La ballade de Simone – Petit Montparnasse
48, année érotique ; 49, année philosophique et critique ? L’une ne va pas sans l’autre pour Simone de Beauvoir, qui, au moment d’écrire Le deuxième sexe, son essai capital, est raide dingue amoureuse de l’écrivain américain Nelson Algren (l’auteur de L’homme au bras d’or, adapté au cinéma par Otto Preminger, remember…). Et le lui dit. Passionnément. Fi des clichés rattachés à cette femme de tête, irrévocablement enturbannée dans l’ombre sourcilleuse de Sartre, son grand petit homme ! Simone pense et Simone aime : Simone est duelle, au fond et au minimum, elle qui ne veut rien tant qu’énoncer l’équilibre entre les sexes. De fait, entre 1947 et 1949, Simone vibre et Simone couche, sur le papier, les fondements de la pensée féministe du XXe siècle.

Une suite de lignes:

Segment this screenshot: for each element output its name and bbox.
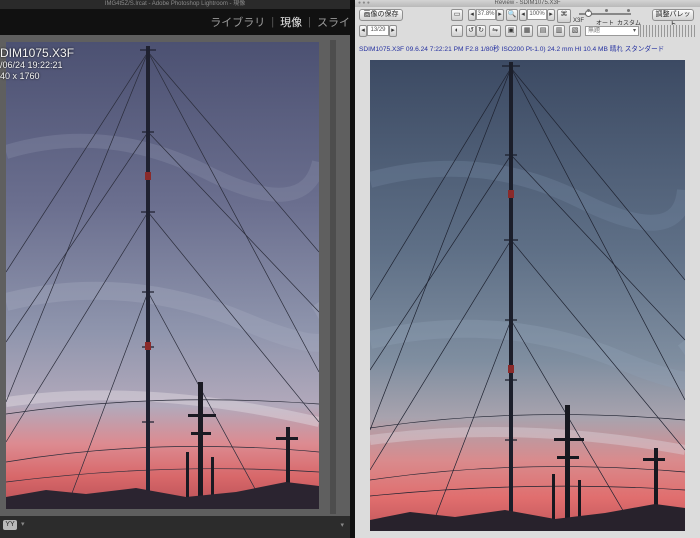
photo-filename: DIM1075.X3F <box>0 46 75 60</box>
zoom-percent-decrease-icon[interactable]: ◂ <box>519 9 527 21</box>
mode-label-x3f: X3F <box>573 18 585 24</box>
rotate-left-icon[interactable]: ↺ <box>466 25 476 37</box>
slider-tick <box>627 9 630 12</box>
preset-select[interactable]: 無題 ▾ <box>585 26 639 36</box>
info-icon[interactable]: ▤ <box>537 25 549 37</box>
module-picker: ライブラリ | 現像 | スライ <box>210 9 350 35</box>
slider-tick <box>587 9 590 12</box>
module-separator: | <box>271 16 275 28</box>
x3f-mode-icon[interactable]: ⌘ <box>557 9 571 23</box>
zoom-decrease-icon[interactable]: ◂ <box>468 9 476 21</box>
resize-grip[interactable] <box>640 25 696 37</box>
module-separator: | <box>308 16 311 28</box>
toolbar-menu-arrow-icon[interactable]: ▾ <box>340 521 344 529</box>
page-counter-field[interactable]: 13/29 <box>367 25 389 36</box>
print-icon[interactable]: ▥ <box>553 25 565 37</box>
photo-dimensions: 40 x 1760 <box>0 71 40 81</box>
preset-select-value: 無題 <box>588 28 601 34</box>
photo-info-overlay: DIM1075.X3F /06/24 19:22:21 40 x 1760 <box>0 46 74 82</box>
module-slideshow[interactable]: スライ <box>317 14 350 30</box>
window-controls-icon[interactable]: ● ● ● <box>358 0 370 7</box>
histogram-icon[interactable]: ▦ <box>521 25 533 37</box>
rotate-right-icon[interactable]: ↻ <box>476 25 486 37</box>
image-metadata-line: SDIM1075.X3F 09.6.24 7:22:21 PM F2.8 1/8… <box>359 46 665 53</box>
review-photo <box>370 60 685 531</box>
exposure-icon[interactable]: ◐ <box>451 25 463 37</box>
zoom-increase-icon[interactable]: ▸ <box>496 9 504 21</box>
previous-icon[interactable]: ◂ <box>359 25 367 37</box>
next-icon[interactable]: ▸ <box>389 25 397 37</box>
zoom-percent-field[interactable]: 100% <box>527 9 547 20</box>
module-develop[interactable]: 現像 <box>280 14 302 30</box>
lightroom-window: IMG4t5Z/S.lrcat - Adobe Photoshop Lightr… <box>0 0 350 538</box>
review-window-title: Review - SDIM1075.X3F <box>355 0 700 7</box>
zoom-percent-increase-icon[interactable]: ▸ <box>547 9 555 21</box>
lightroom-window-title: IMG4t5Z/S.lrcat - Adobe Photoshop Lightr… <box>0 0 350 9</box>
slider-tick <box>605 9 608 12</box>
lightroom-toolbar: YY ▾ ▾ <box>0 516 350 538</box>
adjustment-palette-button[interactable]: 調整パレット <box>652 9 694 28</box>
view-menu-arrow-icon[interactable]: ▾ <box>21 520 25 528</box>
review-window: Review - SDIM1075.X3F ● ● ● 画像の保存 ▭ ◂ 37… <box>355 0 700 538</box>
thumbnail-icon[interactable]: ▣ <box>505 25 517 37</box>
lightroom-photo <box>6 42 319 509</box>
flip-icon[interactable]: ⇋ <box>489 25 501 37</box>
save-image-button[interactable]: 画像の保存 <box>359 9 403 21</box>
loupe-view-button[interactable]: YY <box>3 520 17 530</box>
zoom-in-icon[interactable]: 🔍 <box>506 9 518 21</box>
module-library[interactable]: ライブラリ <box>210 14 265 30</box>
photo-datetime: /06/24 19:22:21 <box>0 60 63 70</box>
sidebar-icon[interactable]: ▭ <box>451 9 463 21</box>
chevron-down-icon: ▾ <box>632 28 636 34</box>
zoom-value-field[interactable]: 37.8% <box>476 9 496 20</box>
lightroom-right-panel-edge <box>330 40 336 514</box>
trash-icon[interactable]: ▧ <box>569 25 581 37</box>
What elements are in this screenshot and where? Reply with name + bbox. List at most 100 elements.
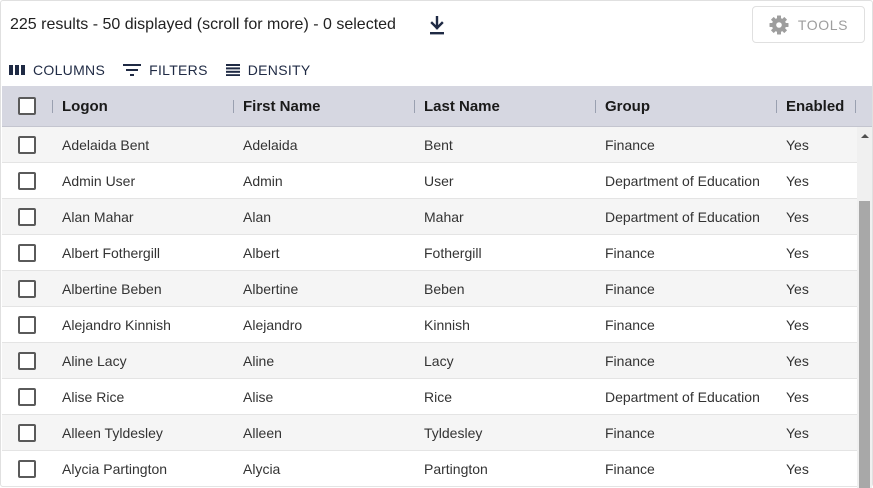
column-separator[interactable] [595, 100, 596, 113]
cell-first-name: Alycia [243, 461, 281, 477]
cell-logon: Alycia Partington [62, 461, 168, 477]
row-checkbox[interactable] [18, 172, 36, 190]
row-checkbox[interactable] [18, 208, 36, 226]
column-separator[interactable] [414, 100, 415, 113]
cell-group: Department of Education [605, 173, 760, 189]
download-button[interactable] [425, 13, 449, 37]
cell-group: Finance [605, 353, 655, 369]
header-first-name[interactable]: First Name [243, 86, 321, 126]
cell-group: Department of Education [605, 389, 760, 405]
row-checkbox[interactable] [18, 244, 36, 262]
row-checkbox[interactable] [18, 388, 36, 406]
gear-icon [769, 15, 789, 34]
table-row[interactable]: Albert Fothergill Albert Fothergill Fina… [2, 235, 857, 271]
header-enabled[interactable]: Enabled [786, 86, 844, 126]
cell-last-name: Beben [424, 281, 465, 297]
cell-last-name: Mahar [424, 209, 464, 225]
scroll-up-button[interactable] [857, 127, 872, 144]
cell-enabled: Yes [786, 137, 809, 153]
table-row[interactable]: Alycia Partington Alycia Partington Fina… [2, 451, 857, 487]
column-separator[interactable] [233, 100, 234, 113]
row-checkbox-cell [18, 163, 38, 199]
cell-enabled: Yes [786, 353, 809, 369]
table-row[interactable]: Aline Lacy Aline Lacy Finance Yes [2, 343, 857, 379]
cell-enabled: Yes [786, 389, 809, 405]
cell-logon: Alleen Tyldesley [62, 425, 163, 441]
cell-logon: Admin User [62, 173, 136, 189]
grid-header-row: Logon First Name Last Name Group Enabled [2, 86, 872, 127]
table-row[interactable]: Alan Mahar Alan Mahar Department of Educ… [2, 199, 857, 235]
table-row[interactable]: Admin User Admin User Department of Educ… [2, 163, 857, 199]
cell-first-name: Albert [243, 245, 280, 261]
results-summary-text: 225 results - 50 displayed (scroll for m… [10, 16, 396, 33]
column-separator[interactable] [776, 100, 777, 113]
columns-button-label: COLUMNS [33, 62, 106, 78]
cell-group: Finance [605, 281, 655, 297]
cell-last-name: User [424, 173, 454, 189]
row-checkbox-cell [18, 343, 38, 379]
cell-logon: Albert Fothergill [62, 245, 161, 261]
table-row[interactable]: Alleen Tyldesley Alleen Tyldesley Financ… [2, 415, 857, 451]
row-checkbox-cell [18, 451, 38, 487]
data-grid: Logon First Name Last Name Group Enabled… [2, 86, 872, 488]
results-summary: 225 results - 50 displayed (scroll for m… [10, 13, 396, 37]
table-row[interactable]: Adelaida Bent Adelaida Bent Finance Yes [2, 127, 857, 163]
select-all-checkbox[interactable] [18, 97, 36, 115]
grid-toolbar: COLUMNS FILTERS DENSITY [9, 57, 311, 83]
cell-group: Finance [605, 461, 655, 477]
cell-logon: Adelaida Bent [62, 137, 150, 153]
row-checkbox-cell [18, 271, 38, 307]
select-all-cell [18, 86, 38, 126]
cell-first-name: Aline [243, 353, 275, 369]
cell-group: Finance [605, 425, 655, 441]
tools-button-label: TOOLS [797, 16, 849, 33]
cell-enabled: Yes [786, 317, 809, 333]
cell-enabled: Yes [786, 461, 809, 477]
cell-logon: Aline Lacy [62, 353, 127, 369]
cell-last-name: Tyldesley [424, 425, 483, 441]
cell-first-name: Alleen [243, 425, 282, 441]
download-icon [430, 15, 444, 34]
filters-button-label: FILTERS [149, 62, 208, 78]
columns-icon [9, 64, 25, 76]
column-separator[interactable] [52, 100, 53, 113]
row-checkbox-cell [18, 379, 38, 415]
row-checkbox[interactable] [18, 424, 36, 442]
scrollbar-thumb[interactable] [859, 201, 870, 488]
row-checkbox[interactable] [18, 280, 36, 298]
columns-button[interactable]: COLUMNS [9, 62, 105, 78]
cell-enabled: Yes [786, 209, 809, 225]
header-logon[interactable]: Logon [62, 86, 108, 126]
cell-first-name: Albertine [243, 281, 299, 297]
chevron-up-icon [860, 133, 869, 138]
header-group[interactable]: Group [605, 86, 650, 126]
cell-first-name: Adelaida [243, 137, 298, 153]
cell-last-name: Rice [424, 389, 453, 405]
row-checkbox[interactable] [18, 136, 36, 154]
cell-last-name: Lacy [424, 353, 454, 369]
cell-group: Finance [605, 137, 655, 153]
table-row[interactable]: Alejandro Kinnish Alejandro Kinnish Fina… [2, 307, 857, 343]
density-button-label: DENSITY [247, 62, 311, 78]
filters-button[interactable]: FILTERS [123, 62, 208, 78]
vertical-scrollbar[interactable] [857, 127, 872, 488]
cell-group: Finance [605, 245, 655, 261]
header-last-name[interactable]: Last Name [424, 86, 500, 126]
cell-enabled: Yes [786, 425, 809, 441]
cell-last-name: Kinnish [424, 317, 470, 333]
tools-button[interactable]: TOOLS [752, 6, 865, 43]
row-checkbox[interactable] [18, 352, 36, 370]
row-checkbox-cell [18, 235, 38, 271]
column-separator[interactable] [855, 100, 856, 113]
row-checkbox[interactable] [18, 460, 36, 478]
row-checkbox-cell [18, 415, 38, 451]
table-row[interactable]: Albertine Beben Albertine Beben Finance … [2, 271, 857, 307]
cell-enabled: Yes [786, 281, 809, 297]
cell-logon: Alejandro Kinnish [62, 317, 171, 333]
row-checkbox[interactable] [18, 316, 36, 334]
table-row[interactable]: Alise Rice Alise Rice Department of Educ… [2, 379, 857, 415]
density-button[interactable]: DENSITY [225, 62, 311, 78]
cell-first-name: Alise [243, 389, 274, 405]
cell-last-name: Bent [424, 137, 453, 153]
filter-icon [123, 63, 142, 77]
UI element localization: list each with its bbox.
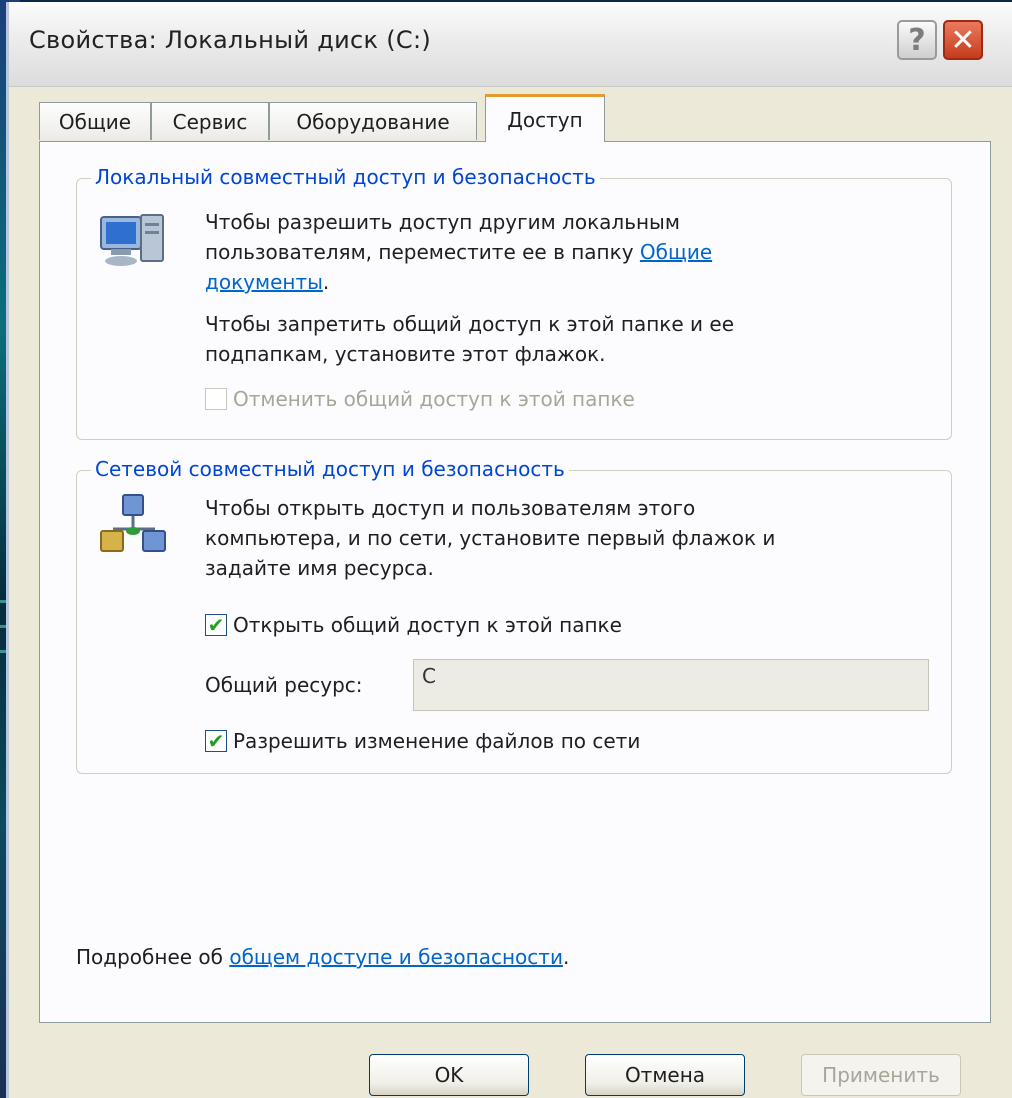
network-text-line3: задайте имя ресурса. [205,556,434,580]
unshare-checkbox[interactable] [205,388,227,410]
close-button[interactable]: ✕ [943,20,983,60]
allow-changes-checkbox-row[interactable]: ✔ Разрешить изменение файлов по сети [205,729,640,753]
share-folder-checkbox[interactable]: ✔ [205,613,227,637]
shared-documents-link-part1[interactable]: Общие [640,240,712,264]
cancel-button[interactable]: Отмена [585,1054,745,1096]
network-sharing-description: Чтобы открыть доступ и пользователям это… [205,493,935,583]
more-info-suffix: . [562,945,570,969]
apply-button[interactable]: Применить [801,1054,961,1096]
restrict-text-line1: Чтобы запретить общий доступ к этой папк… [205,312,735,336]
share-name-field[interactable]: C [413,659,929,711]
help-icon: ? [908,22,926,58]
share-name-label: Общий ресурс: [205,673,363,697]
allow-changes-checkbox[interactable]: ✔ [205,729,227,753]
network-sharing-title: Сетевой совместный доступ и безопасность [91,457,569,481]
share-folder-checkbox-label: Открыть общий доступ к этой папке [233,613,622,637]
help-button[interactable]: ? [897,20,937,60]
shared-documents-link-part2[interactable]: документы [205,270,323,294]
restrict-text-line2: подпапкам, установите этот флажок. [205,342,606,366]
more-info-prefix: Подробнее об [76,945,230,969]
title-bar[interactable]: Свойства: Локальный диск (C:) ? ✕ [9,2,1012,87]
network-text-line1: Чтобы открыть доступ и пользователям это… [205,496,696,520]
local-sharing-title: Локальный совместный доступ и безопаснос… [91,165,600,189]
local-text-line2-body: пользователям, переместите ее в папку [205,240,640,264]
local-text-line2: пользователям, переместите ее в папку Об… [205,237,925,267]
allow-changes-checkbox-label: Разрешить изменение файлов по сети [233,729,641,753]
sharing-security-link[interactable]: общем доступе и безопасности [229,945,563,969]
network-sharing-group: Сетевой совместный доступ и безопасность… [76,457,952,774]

CE QU'IL FAUT FAIRE:
A) Dans le texte sur Simone de Beauvoir, remplacez "raide dingue amoureuse" par "follement amoureuse", puis réécrivez le passage qui commence par "La ballade de" et se poursuit jusqu'à "du XXe siècle.".
B) Parmi les lignes de données, recopiez sans rien changer celles qui vont de la ligne contenant "column-separator[interactable] [595, 100, 596, 113]" jusqu'à la ligne contenant "cell-enabled: Yes [786, 137, 809, 153]", ces deux lignes comprises.
Le texte et les lignes ci-dessus n'ont aucun rapport entre eux.

RÉPONSES:
A)
La ballade de Simone – Petit Montparnasse
48, année érotique ; 49, année philosophique et critique ? L’une ne va pas sans l’autre pour Simone de Beauvoir, qui, au moment d’écrire Le deuxième sexe, son essai capital, est follement amoureuse de l’écrivain américain Nelson Algren (l’auteur de L’homme au bras d’or, adapté au cinéma par Otto Preminger, remember…). Et le lui dit. Passionnément. Fi des clichés rattachés à cette femme de tête, irrévocablement enturbannée dans l’ombre sourcilleuse de Sartre, son grand petit homme ! Simone pense et Simone aime : Simone est duelle, au fond et au minimum, elle qui ne veut rien tant qu’énoncer l’équilibre entre les sexes. De fait, entre 1947 et 1949, Simone vibre et Simone couche, sur le papier, les fondements de la pensée féministe du XXe siècle.

B)
column-separator[interactable] [595, 100, 596, 113]
cell-first-name: Alycia [243, 461, 281, 477]
cell-logon: Alycia Partington [62, 461, 168, 477]
row-checkbox[interactable] [18, 172, 36, 190]
row-checkbox[interactable] [18, 208, 36, 226]
column-separator[interactable] [414, 100, 415, 113]
cell-group: Department of Education [605, 173, 760, 189]
download-button[interactable] [425, 13, 449, 37]
cell-group: Finance [605, 353, 655, 369]
header-first-name[interactable]: First Name [243, 86, 321, 126]
cell-group: Department of Education [605, 389, 760, 405]
row-checkbox[interactable] [18, 244, 36, 262]
row-checkbox[interactable] [18, 388, 36, 406]
gear-icon [769, 15, 789, 34]
table-row[interactable]: Albert Fothergill Albert Fothergill Fina… [2, 235, 857, 271]
header-enabled[interactable]: Enabled [786, 86, 844, 126]
cell-last-name: Beben [424, 281, 465, 297]
cell-last-name: Mahar [424, 209, 464, 225]
scroll-up-button[interactable] [857, 127, 872, 144]
cell-enabled: Yes [786, 137, 809, 153]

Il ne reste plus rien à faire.